== YOUR INSTRUCTIONS ==
Sort through the data and copy the lines holding the word "color".

--- begin AVAILABLE DATA ---

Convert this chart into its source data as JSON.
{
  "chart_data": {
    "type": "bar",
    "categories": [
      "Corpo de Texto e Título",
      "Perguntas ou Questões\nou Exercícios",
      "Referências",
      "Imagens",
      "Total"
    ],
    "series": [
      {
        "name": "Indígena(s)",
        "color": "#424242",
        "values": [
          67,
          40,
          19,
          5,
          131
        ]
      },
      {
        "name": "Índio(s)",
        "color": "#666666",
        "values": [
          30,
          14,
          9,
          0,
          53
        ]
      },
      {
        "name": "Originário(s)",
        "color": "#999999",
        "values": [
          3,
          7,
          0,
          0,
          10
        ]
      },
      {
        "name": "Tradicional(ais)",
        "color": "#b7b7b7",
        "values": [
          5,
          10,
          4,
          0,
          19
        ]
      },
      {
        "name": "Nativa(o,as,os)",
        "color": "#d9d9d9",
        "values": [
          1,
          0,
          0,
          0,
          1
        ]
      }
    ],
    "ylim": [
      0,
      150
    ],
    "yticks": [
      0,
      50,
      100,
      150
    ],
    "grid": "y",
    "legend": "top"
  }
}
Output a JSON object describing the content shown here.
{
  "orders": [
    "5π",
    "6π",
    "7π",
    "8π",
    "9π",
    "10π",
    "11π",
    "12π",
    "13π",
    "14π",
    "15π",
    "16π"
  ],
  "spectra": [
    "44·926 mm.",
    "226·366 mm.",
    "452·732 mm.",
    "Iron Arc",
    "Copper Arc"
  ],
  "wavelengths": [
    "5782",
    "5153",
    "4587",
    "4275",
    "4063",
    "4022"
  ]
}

--- end AVAILABLE DATA ---

== SOLUTION FOR THIS EXERCISE ==
        "color": "#424242",
        "color": "#666666",
        "color": "#999999",
        "color": "#b7b7b7",
        "color": "#d9d9d9",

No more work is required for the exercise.